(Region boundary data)
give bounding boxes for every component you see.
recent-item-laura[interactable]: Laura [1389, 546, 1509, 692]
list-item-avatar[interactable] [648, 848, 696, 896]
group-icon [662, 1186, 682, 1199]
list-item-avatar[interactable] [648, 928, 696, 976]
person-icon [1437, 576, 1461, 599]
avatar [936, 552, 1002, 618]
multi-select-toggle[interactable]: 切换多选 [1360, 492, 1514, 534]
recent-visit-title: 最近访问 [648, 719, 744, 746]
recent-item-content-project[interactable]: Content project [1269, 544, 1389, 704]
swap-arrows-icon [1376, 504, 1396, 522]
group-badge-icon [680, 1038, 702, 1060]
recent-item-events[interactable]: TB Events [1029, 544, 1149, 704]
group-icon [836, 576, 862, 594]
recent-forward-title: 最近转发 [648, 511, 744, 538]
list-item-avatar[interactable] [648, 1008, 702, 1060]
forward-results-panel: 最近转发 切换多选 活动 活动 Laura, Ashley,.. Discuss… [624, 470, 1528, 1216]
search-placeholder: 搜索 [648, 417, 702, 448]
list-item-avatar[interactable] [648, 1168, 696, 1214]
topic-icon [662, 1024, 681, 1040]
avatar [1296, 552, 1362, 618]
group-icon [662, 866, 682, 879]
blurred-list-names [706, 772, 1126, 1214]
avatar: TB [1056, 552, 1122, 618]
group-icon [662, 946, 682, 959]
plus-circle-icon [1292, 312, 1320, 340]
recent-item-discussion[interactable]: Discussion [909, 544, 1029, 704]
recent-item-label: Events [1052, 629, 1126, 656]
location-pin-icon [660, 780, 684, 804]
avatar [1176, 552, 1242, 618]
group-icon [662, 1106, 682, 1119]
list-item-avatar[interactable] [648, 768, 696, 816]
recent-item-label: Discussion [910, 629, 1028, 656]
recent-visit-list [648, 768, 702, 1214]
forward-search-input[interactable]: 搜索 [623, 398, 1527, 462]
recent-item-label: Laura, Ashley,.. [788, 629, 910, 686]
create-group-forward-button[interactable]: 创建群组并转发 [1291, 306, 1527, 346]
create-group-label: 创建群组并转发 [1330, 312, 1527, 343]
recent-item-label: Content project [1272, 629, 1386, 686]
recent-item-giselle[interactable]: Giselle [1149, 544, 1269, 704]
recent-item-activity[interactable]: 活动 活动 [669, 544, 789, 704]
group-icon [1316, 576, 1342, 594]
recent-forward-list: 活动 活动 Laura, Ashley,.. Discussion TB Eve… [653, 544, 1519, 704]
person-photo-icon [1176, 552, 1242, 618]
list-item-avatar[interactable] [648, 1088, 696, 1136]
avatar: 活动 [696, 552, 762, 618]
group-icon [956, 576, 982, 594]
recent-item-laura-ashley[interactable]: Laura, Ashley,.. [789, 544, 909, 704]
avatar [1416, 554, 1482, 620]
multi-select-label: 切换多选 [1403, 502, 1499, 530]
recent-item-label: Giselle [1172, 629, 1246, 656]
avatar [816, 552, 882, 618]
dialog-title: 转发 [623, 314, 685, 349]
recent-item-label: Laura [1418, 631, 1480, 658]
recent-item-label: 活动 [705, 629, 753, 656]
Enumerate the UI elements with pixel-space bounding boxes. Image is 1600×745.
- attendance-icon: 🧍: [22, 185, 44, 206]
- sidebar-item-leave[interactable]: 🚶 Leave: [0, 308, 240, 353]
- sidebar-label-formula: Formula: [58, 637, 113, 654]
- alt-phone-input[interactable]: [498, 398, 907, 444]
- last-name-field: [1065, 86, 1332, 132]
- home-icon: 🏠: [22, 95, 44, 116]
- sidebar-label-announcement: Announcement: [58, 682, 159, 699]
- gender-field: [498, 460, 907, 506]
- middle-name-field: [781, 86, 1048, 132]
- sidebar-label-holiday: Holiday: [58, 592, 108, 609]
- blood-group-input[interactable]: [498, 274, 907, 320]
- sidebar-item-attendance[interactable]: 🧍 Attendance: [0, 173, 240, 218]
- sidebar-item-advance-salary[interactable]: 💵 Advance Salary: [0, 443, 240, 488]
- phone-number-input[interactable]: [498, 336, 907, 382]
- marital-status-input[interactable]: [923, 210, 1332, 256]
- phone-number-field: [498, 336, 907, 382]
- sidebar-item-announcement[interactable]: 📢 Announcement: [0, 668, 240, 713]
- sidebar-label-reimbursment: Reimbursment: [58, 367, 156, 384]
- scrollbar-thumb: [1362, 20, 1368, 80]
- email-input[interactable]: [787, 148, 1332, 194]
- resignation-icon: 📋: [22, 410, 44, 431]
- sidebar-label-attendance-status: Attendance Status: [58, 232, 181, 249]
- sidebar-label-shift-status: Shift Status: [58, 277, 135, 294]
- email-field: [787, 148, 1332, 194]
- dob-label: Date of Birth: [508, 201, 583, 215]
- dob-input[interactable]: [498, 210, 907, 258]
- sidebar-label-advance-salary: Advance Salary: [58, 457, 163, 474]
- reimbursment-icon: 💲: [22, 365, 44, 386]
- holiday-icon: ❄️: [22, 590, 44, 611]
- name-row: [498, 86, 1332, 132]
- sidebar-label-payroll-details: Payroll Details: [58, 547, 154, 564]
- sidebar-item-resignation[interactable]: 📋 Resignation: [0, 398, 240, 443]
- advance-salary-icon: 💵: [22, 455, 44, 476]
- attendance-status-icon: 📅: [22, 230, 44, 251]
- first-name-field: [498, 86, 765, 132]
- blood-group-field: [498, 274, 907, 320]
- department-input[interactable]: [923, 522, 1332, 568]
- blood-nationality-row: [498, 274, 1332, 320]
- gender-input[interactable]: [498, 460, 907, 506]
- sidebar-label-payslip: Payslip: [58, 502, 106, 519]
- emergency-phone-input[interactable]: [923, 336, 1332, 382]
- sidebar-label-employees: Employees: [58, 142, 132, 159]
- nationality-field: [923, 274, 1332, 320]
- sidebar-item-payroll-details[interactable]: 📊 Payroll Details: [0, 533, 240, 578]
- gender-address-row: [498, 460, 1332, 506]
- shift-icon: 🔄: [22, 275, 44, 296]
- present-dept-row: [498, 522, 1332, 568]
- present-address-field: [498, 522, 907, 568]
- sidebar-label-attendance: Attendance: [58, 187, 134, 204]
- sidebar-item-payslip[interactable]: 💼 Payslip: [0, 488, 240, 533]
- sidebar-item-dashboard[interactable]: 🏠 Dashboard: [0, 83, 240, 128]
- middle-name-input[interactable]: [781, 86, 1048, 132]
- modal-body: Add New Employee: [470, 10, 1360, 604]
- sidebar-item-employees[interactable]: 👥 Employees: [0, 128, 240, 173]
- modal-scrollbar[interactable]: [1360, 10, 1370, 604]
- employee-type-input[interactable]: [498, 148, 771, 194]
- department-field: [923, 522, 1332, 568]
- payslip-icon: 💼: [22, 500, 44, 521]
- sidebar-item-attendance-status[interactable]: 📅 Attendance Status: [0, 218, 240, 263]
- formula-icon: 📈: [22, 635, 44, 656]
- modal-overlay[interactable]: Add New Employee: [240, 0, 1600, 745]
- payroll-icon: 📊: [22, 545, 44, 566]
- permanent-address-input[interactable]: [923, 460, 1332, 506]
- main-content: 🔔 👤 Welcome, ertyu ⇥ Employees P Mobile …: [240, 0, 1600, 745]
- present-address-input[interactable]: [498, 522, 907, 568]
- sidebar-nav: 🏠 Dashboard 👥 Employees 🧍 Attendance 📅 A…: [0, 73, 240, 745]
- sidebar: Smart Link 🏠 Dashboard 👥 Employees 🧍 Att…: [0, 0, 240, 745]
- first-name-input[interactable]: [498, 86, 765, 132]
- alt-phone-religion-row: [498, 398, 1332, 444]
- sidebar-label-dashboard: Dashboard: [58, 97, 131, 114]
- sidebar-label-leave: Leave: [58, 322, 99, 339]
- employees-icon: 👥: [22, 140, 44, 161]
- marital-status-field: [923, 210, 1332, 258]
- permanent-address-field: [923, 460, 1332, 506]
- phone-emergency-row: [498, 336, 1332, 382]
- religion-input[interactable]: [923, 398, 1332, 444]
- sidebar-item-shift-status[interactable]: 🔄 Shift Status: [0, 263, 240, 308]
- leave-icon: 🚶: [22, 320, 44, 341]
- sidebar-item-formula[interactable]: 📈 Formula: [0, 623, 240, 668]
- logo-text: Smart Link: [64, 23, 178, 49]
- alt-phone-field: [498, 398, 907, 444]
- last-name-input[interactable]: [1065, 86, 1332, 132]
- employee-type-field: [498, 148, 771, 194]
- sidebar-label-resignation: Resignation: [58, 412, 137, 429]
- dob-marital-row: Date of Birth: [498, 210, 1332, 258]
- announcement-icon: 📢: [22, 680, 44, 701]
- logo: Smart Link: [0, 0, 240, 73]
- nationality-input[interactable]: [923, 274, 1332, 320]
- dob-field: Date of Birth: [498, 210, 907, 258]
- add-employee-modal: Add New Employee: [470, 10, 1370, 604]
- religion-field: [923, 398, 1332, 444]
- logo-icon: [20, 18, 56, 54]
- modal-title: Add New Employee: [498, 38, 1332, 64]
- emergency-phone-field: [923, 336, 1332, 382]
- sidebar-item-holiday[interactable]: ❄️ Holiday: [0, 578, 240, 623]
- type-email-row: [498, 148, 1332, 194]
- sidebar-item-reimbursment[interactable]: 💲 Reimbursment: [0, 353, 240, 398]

_WORK TO COMPLETE_. Print the lines of the material from its start through the line that contains "person-photo-icon [1176, 552, 1242, 618]", both included, exactly as they appear.

_RESULT FOR THIS EXERCISE_.
give bounding boxes for every component you see.
recent-item-laura[interactable]: Laura [1389, 546, 1509, 692]
list-item-avatar[interactable] [648, 848, 696, 896]
group-icon [662, 1186, 682, 1199]
list-item-avatar[interactable] [648, 928, 696, 976]
person-icon [1437, 576, 1461, 599]
avatar [936, 552, 1002, 618]
multi-select-toggle[interactable]: 切换多选 [1360, 492, 1514, 534]
recent-visit-title: 最近访问 [648, 719, 744, 746]
recent-item-content-project[interactable]: Content project [1269, 544, 1389, 704]
swap-arrows-icon [1376, 504, 1396, 522]
group-badge-icon [680, 1038, 702, 1060]
recent-item-events[interactable]: TB Events [1029, 544, 1149, 704]
group-icon [836, 576, 862, 594]
recent-forward-title: 最近转发 [648, 511, 744, 538]
list-item-avatar[interactable] [648, 1008, 702, 1060]
forward-results-panel: 最近转发 切换多选 活动 活动 Laura, Ashley,.. Discuss… [624, 470, 1528, 1216]
search-placeholder: 搜索 [648, 417, 702, 448]
list-item-avatar[interactable] [648, 1168, 696, 1214]
topic-icon [662, 1024, 681, 1040]
avatar [1296, 552, 1362, 618]
group-icon [662, 866, 682, 879]
blurred-list-names [706, 772, 1126, 1214]
avatar: TB [1056, 552, 1122, 618]
group-icon [662, 946, 682, 959]
plus-circle-icon [1292, 312, 1320, 340]
recent-item-discussion[interactable]: Discussion [909, 544, 1029, 704]
recent-item-label: Events [1052, 629, 1126, 656]
location-pin-icon [660, 780, 684, 804]
avatar [1176, 552, 1242, 618]
group-icon [662, 1106, 682, 1119]
list-item-avatar[interactable] [648, 768, 696, 816]
recent-item-label: Discussion [910, 629, 1028, 656]
recent-visit-list [648, 768, 702, 1214]
forward-search-input[interactable]: 搜索 [623, 398, 1527, 462]
recent-item-label: Laura, Ashley,.. [788, 629, 910, 686]
create-group-forward-button[interactable]: 创建群组并转发 [1291, 306, 1527, 346]
create-group-label: 创建群组并转发 [1330, 312, 1527, 343]
recent-item-label: Content project [1272, 629, 1386, 686]
recent-item-giselle[interactable]: Giselle [1149, 544, 1269, 704]
recent-item-activity[interactable]: 活动 活动 [669, 544, 789, 704]
group-icon [1316, 576, 1342, 594]
recent-forward-list: 活动 活动 Laura, Ashley,.. Discussion TB Eve… [653, 544, 1519, 704]
person-photo-icon [1176, 552, 1242, 618]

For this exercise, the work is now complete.